§ Task to complete:
Search the entries below. Return every line that has "وألوانها" in it.

━━━━━━━━━━

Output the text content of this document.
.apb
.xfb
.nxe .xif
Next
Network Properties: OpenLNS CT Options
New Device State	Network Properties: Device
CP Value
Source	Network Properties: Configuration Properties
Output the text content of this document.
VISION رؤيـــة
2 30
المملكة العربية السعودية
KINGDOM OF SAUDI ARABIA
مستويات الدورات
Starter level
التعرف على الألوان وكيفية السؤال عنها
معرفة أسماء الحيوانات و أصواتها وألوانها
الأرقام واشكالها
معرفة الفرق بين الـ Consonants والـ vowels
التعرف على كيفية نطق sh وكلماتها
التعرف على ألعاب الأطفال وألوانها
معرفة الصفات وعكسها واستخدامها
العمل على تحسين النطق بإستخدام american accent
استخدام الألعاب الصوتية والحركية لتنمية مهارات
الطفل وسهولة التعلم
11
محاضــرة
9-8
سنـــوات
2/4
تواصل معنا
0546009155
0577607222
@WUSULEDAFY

━━━━━━━━━━

§ Answer for the task:
معرفة أسماء الحيوانات و أصواتها وألوانها
التعرف على ألعاب الأطفال وألوانها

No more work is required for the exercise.